*Exercise details:*
Review the material line by line. Identify and copy every line that contains the string "title".

*Data entries:*
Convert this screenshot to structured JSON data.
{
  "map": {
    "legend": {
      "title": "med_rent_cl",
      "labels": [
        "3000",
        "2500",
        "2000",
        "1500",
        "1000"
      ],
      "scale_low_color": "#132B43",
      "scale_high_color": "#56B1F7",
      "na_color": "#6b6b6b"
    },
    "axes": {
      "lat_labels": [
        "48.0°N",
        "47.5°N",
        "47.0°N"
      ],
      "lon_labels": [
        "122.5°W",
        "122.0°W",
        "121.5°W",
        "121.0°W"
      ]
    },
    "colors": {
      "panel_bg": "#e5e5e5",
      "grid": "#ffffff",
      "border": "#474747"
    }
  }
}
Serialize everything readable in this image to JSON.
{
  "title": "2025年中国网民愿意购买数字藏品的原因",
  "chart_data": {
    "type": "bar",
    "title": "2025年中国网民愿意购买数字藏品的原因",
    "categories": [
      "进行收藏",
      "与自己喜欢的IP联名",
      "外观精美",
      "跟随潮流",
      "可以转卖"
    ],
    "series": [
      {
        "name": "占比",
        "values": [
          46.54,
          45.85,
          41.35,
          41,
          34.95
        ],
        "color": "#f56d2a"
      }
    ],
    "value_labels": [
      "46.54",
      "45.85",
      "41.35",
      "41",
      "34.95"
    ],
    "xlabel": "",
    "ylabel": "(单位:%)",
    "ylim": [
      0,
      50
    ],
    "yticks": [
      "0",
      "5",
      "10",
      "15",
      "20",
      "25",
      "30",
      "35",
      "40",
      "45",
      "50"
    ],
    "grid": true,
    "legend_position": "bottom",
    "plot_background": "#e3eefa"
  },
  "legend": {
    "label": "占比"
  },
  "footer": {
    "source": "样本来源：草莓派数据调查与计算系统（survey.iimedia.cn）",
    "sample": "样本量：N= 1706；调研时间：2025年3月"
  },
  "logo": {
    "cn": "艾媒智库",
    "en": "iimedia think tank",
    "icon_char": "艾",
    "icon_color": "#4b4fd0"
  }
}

*Response to the task:*
      "title": "med_rent_cl",
  "title": "2025年中国网民愿意购买数字藏品的原因",
    "title": "2025年中国网民愿意购买数字藏品的原因",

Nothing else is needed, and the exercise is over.